Say only how many lines contain the word "document".

= Dataset content =

+++

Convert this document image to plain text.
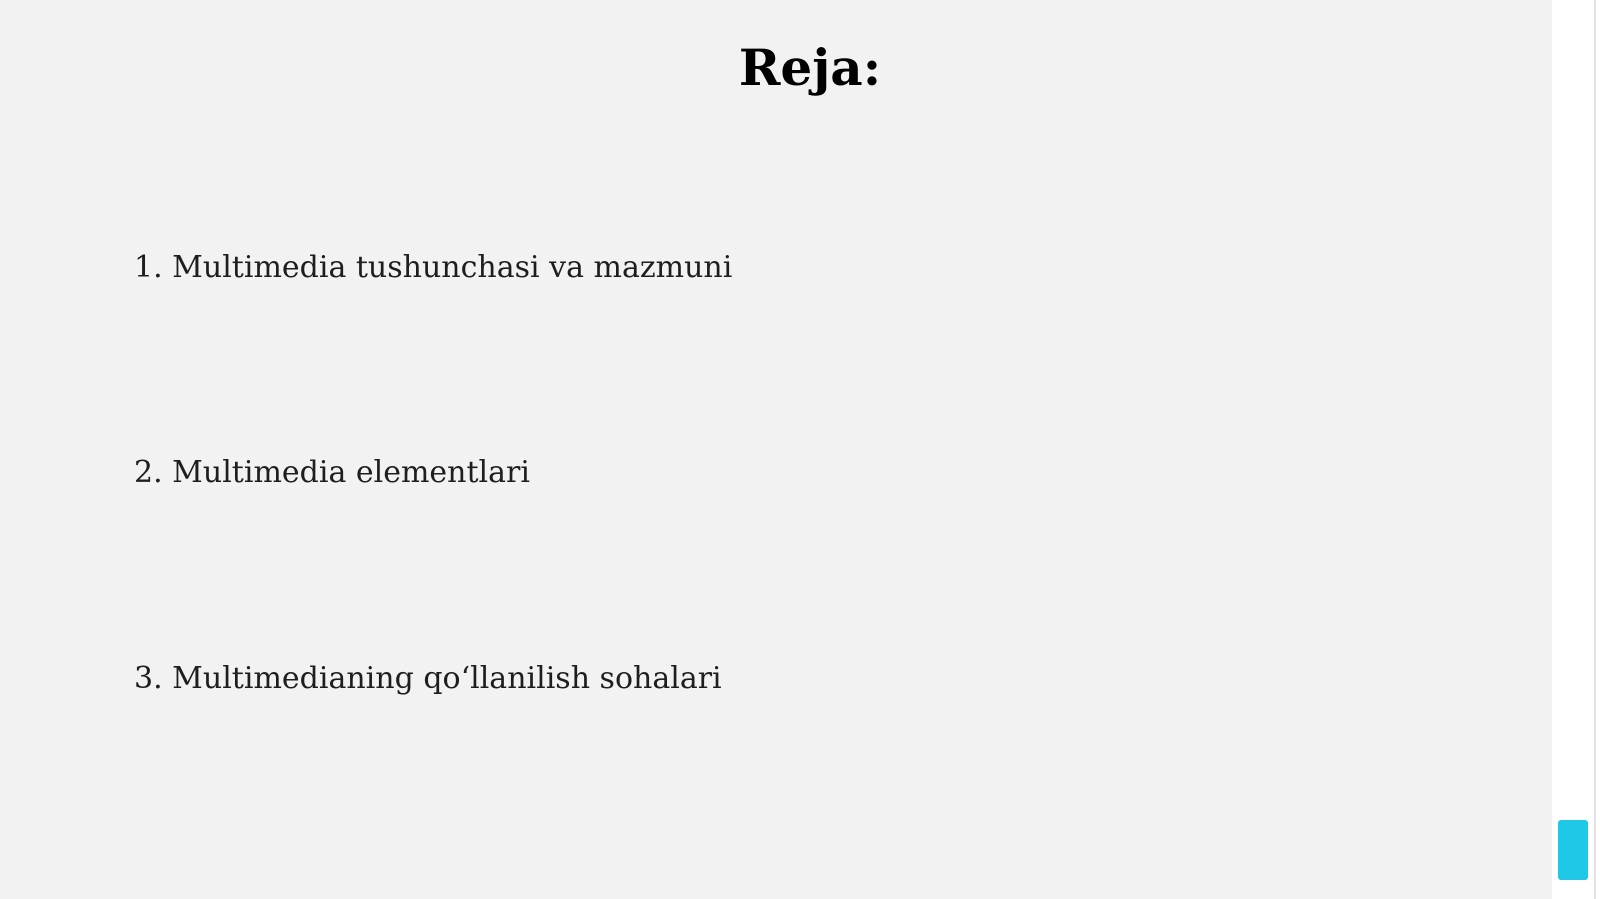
Reja:
1. Multimedia tushunchasi va mazmuni
2. Multimedia elementlari
3. Multimedianing qo‘llanilish sohalari
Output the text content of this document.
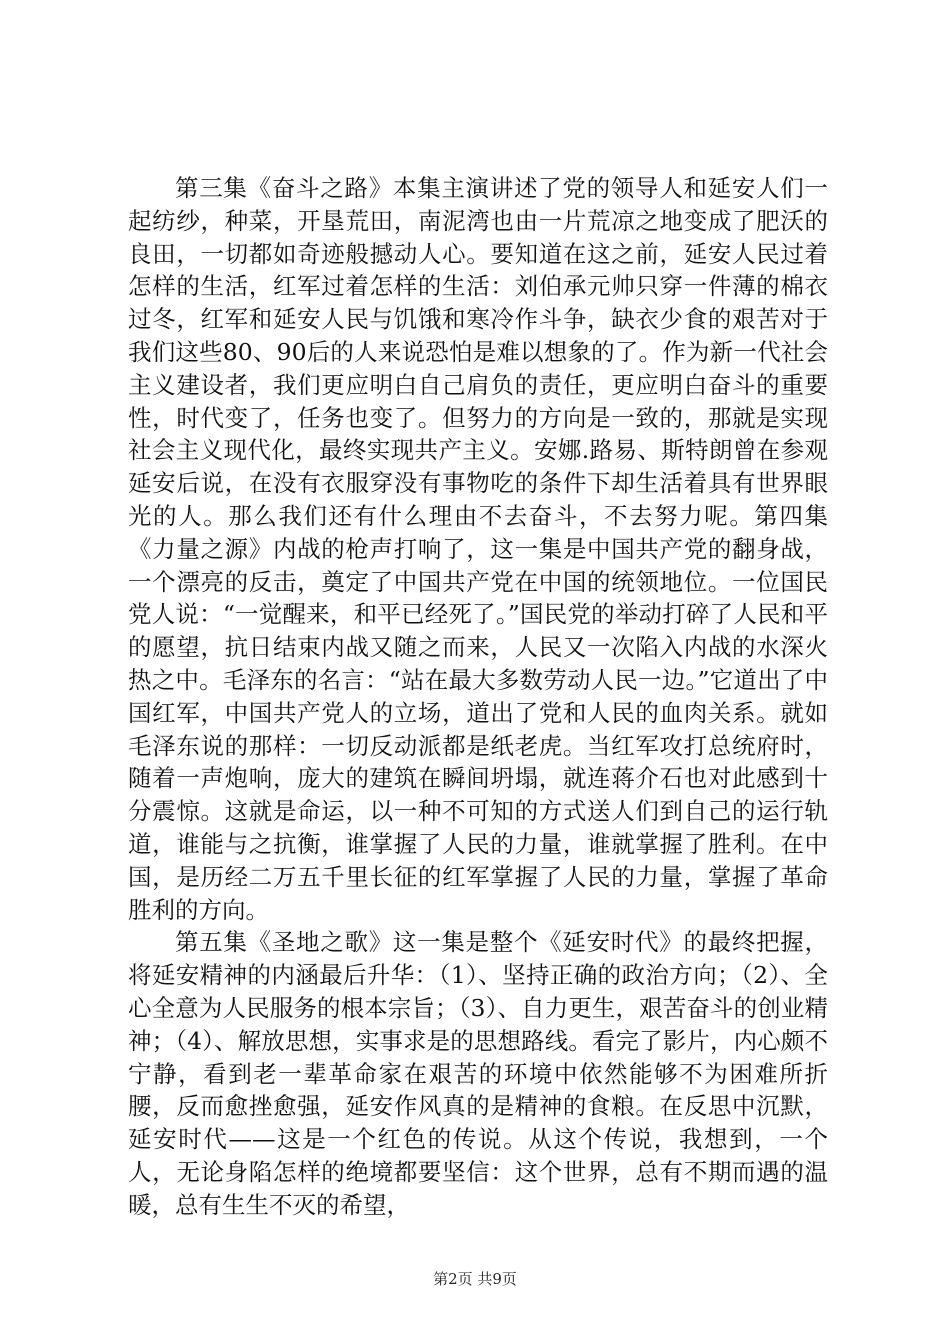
第三集《奋斗之路》本集主演讲述了党的领导人和延安人们一起纺纱，种菜，开垦荒田，南泥湾也由一片荒凉之地变成了肥沃的良田，一切都如奇迹般撼动人心。要知道在这之前，延安人民过着怎样的生活，红军过着怎样的生活：刘伯承元帅只穿一件薄的棉衣过冬，红军和延安人民与饥饿和寒冷作斗争，缺衣少食的艰苦对于我们这些80、90后的人来说恐怕是难以想象的了。作为新一代社会主义建设者，我们更应明白自己肩负的责任，更应明白奋斗的重要性，时代变了，任务也变了。但努力的方向是一致的，那就是实现社会主义现代化，最终实现共产主义。安娜.路易、斯特朗曾在参观延安后说，在没有衣服穿没有事物吃的条件下却生活着具有世界眼光的人。那么我们还有什么理由不去奋斗，不去努力呢。第四集《力量之源》内战的枪声打响了，这一集是中国共产党的翻身战，一个漂亮的反击，奠定了中国共产党在中国的统领地位。一位国民党人说：“一觉醒来，和平已经死了。”国民党的举动打碎了人民和平的愿望，抗日结束内战又随之而来，人民又一次陷入内战的水深火热之中。毛泽东的名言：“站在最大多数劳动人民一边。”它道出了中国红军，中国共产党人的立场，道出了党和人民的血肉关系。就如毛泽东说的那样：一切反动派都是纸老虎。当红军攻打总统府时，随着一声炮响，庞大的建筑在瞬间坍塌，就连蒋介石也对此感到十分震惊。这就是命运，以一种不可知的方式送人们到自己的运行轨道，谁能与之抗衡，谁掌握了人民的力量，谁就掌握了胜利。在中国，是历经二万五千里长征的红军掌握了人民的力量，掌握了革命胜利的方向。

第五集《圣地之歌》这一集是整个《延安时代》的最终把握，将延安精神的内涵最后升华：（1）、坚持正确的政治方向；（2）、全心全意为人民服务的根本宗旨；（3）、自力更生，艰苦奋斗的创业精神；（4）、解放思想，实事求是的思想路线。看完了影片，内心颇不宁静，看到老一辈革命家在艰苦的环境中依然能够不为困难所折腰，反而愈挫愈强，延安作风真的是精神的食粮。在反思中沉默，延安时代——这是一个红色的传说。从这个传说，我想到，一个人，无论身陷怎样的绝境都要坚信：这个世界，总有不期而遇的温暖，总有生生不灭的希望，

第2页 共9页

+++

= Solution to the problem =
2